»»

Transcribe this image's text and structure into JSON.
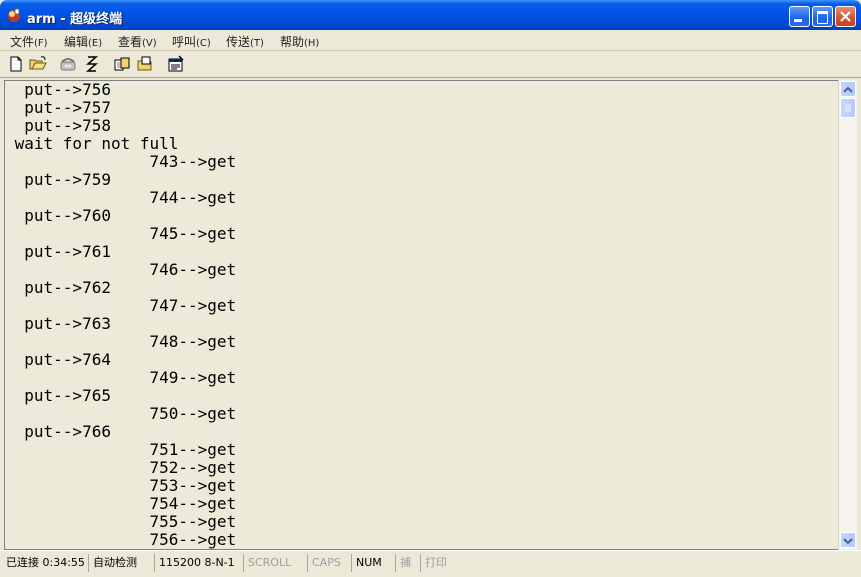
{
  "window": {
    "title": "arm - 超级终端"
  },
  "menu": [
    {
      "label": "文件",
      "accel": "(F)"
    },
    {
      "label": "编辑",
      "accel": "(E)"
    },
    {
      "label": "查看",
      "accel": "(V)"
    },
    {
      "label": "呼叫",
      "accel": "(C)"
    },
    {
      "label": "传送",
      "accel": "(T)"
    },
    {
      "label": "帮助",
      "accel": "(H)"
    }
  ],
  "toolbar": {
    "icons": [
      "new-file-icon",
      "open-folder-icon",
      "call-icon",
      "disconnect-icon",
      "send-icon",
      "receive-icon",
      "properties-icon"
    ]
  },
  "terminal": {
    "lines": [
      "  put-->756",
      "  put-->757",
      "  put-->758",
      " wait for not full",
      "               743-->get",
      "  put-->759",
      "               744-->get",
      "  put-->760",
      "               745-->get",
      "  put-->761",
      "               746-->get",
      "  put-->762",
      "               747-->get",
      "  put-->763",
      "               748-->get",
      "  put-->764",
      "               749-->get",
      "  put-->765",
      "               750-->get",
      "  put-->766",
      "               751-->get",
      "               752-->get",
      "               753-->get",
      "               754-->get",
      "               755-->get",
      "               756-->get"
    ]
  },
  "statusbar": {
    "connection": "已连接 0:34:55",
    "detect": "自动检测",
    "port_settings": "115200 8-N-1",
    "scroll": "SCROLL",
    "caps": "CAPS",
    "num": "NUM",
    "capture": "捕",
    "print": "打印"
  }
}
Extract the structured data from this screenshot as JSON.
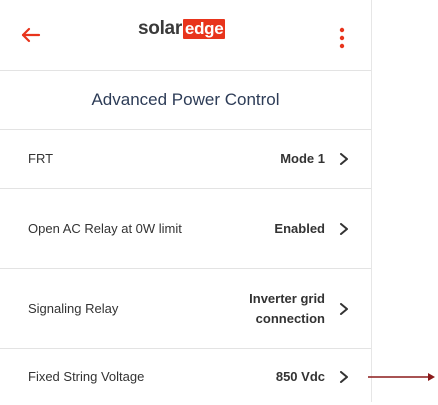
{
  "header": {
    "logo_part1": "solar",
    "logo_part2": "edge",
    "brand_red": "#e8341c",
    "back_icon": "arrow-left-icon",
    "menu_icon": "more-vertical-icon"
  },
  "page": {
    "title": "Advanced Power Control"
  },
  "settings": [
    {
      "label": "FRT",
      "value": "Mode 1"
    },
    {
      "label": "Open AC Relay at 0W limit",
      "value": "Enabled"
    },
    {
      "label": "Signaling Relay",
      "value": "Inverter grid connection"
    },
    {
      "label": "Fixed String Voltage",
      "value": "850 Vdc"
    }
  ],
  "annotation": {
    "arrow_color": "#8b1a1a"
  }
}
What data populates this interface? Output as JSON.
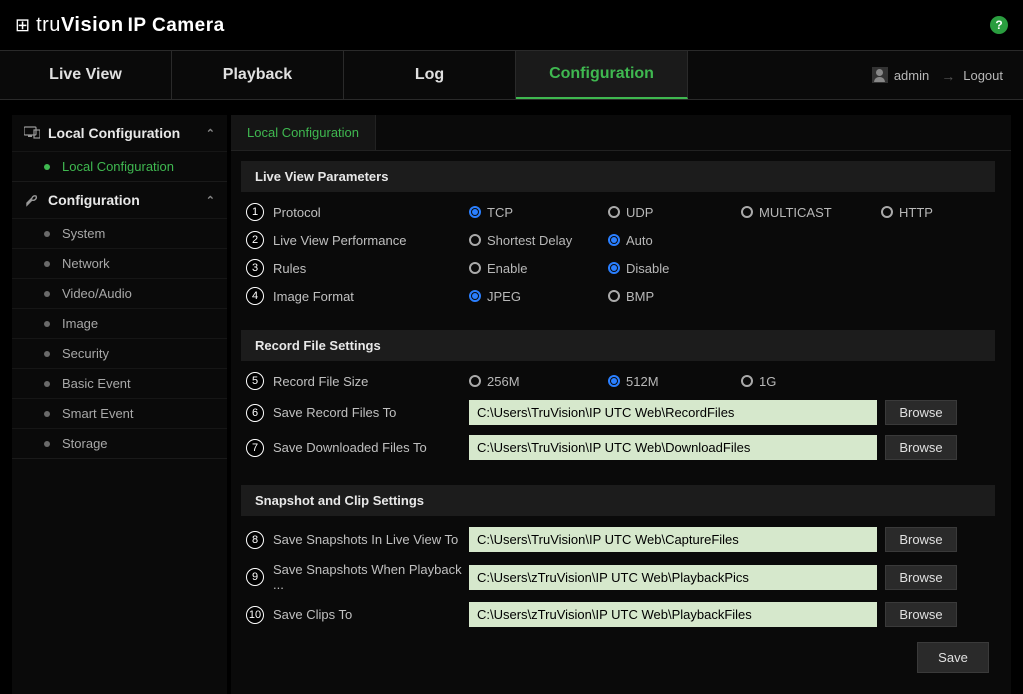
{
  "brand": {
    "prefix": "tru",
    "main": "Vision",
    "product": "IP Camera"
  },
  "help_symbol": "?",
  "nav": {
    "tabs": [
      "Live View",
      "Playback",
      "Log",
      "Configuration"
    ],
    "active_index": 3,
    "user": "admin",
    "logout": "Logout"
  },
  "sidebar": {
    "groups": [
      {
        "title": "Local Configuration",
        "items": [
          {
            "label": "Local Configuration",
            "active": true
          }
        ]
      },
      {
        "title": "Configuration",
        "items": [
          {
            "label": "System"
          },
          {
            "label": "Network"
          },
          {
            "label": "Video/Audio"
          },
          {
            "label": "Image"
          },
          {
            "label": "Security"
          },
          {
            "label": "Basic Event"
          },
          {
            "label": "Smart Event"
          },
          {
            "label": "Storage"
          }
        ]
      }
    ]
  },
  "content": {
    "tab_label": "Local Configuration",
    "sections": {
      "live_view": {
        "title": "Live View Parameters",
        "rows": [
          {
            "num": "1",
            "label": "Protocol",
            "options": [
              "TCP",
              "UDP",
              "MULTICAST",
              "HTTP"
            ],
            "selected": 0
          },
          {
            "num": "2",
            "label": "Live View Performance",
            "options": [
              "Shortest Delay",
              "Auto"
            ],
            "selected": 1
          },
          {
            "num": "3",
            "label": "Rules",
            "options": [
              "Enable",
              "Disable"
            ],
            "selected": 1
          },
          {
            "num": "4",
            "label": "Image Format",
            "options": [
              "JPEG",
              "BMP"
            ],
            "selected": 0
          }
        ]
      },
      "record": {
        "title": "Record File Settings",
        "size_row": {
          "num": "5",
          "label": "Record File Size",
          "options": [
            "256M",
            "512M",
            "1G"
          ],
          "selected": 1
        },
        "paths": [
          {
            "num": "6",
            "label": "Save Record Files To",
            "value": "C:\\Users\\TruVision\\IP UTC Web\\RecordFiles"
          },
          {
            "num": "7",
            "label": "Save Downloaded Files To",
            "value": "C:\\Users\\TruVision\\IP UTC Web\\DownloadFiles"
          }
        ]
      },
      "snapshot": {
        "title": "Snapshot and Clip Settings",
        "paths": [
          {
            "num": "8",
            "label": "Save Snapshots In Live View To",
            "value": "C:\\Users\\TruVision\\IP UTC Web\\CaptureFiles"
          },
          {
            "num": "9",
            "label": "Save Snapshots When Playback ...",
            "value": "C:\\Users\\zTruVision\\IP UTC Web\\PlaybackPics"
          },
          {
            "num": "10",
            "label": "Save Clips To",
            "value": "C:\\Users\\zTruVision\\IP UTC Web\\PlaybackFiles"
          }
        ]
      }
    },
    "browse_label": "Browse",
    "save_label": "Save"
  }
}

««

[Problem] Take the listing above and restate it word for word, without its pictures.

[Task solution]
Transcribe this image's text and structure into JSON.
{
  "window": {
    "title": "arm - 超级终端"
  },
  "menu": [
    {
      "label": "文件",
      "accel": "(F)"
    },
    {
      "label": "编辑",
      "accel": "(E)"
    },
    {
      "label": "查看",
      "accel": "(V)"
    },
    {
      "label": "呼叫",
      "accel": "(C)"
    },
    {
      "label": "传送",
      "accel": "(T)"
    },
    {
      "label": "帮助",
      "accel": "(H)"
    }
  ],
  "toolbar": {
    "icons": [
      "new-file-icon",
      "open-folder-icon",
      "call-icon",
      "disconnect-icon",
      "send-icon",
      "receive-icon",
      "properties-icon"
    ]
  },
  "terminal": {
    "lines": [
      "  put-->756",
      "  put-->757",
      "  put-->758",
      " wait for not full",
      "               743-->get",
      "  put-->759",
      "               744-->get",
      "  put-->760",
      "               745-->get",
      "  put-->761",
      "               746-->get",
      "  put-->762",
      "               747-->get",
      "  put-->763",
      "               748-->get",
      "  put-->764",
      "               749-->get",
      "  put-->765",
      "               750-->get",
      "  put-->766",
      "               751-->get",
      "               752-->get",
      "               753-->get",
      "               754-->get",
      "               755-->get",
      "               756-->get"
    ]
  },
  "statusbar": {
    "connection": "已连接 0:34:55",
    "detect": "自动检测",
    "port_settings": "115200 8-N-1",
    "scroll": "SCROLL",
    "caps": "CAPS",
    "num": "NUM",
    "capture": "捕",
    "print": "打印"
  }
}
Extract the structured data from this screenshot as JSON.
{
  "header": {
    "logo_part1": "solar",
    "logo_part2": "edge",
    "brand_red": "#e8341c",
    "back_icon": "arrow-left-icon",
    "menu_icon": "more-vertical-icon"
  },
  "page": {
    "title": "Advanced Power Control"
  },
  "settings": [
    {
      "label": "FRT",
      "value": "Mode 1"
    },
    {
      "label": "Open AC Relay at 0W limit",
      "value": "Enabled"
    },
    {
      "label": "Signaling Relay",
      "value": "Inverter grid connection"
    },
    {
      "label": "Fixed String Voltage",
      "value": "850 Vdc"
    }
  ],
  "annotation": {
    "arrow_color": "#8b1a1a"
  }
}
What data populates this interface? Output as JSON.
{
  "brand": {
    "prefix": "tru",
    "main": "Vision",
    "product": "IP Camera"
  },
  "help_symbol": "?",
  "nav": {
    "tabs": [
      "Live View",
      "Playback",
      "Log",
      "Configuration"
    ],
    "active_index": 3,
    "user": "admin",
    "logout": "Logout"
  },
  "sidebar": {
    "groups": [
      {
        "title": "Local Configuration",
        "items": [
          {
            "label": "Local Configuration",
            "active": true
          }
        ]
      },
      {
        "title": "Configuration",
        "items": [
          {
            "label": "System"
          },
          {
            "label": "Network"
          },
          {
            "label": "Video/Audio"
          },
          {
            "label": "Image"
          },
          {
            "label": "Security"
          },
          {
            "label": "Basic Event"
          },
          {
            "label": "Smart Event"
          },
          {
            "label": "Storage"
          }
        ]
      }
    ]
  },
  "content": {
    "tab_label": "Local Configuration",
    "sections": {
      "live_view": {
        "title": "Live View Parameters",
        "rows": [
          {
            "num": "1",
            "label": "Protocol",
            "options": [
              "TCP",
              "UDP",
              "MULTICAST",
              "HTTP"
            ],
            "selected": 0
          },
          {
            "num": "2",
            "label": "Live View Performance",
            "options": [
              "Shortest Delay",
              "Auto"
            ],
            "selected": 1
          },
          {
            "num": "3",
            "label": "Rules",
            "options": [
              "Enable",
              "Disable"
            ],
            "selected": 1
          },
          {
            "num": "4",
            "label": "Image Format",
            "options": [
              "JPEG",
              "BMP"
            ],
            "selected": 0
          }
        ]
      },
      "record": {
        "title": "Record File Settings",
        "size_row": {
          "num": "5",
          "label": "Record File Size",
          "options": [
            "256M",
            "512M",
            "1G"
          ],
          "selected": 1
        },
        "paths": [
          {
            "num": "6",
            "label": "Save Record Files To",
            "value": "C:\\Users\\TruVision\\IP UTC Web\\RecordFiles"
          },
          {
            "num": "7",
            "label": "Save Downloaded Files To",
            "value": "C:\\Users\\TruVision\\IP UTC Web\\DownloadFiles"
          }
        ]
      },
      "snapshot": {
        "title": "Snapshot and Clip Settings",
        "paths": [
          {
            "num": "8",
            "label": "Save Snapshots In Live View To",
            "value": "C:\\Users\\TruVision\\IP UTC Web\\CaptureFiles"
          },
          {
            "num": "9",
            "label": "Save Snapshots When Playback ...",
            "value": "C:\\Users\\zTruVision\\IP UTC Web\\PlaybackPics"
          },
          {
            "num": "10",
            "label": "Save Clips To",
            "value": "C:\\Users\\zTruVision\\IP UTC Web\\PlaybackFiles"
          }
        ]
      }
    },
    "browse_label": "Browse",
    "save_label": "Save"
  }
}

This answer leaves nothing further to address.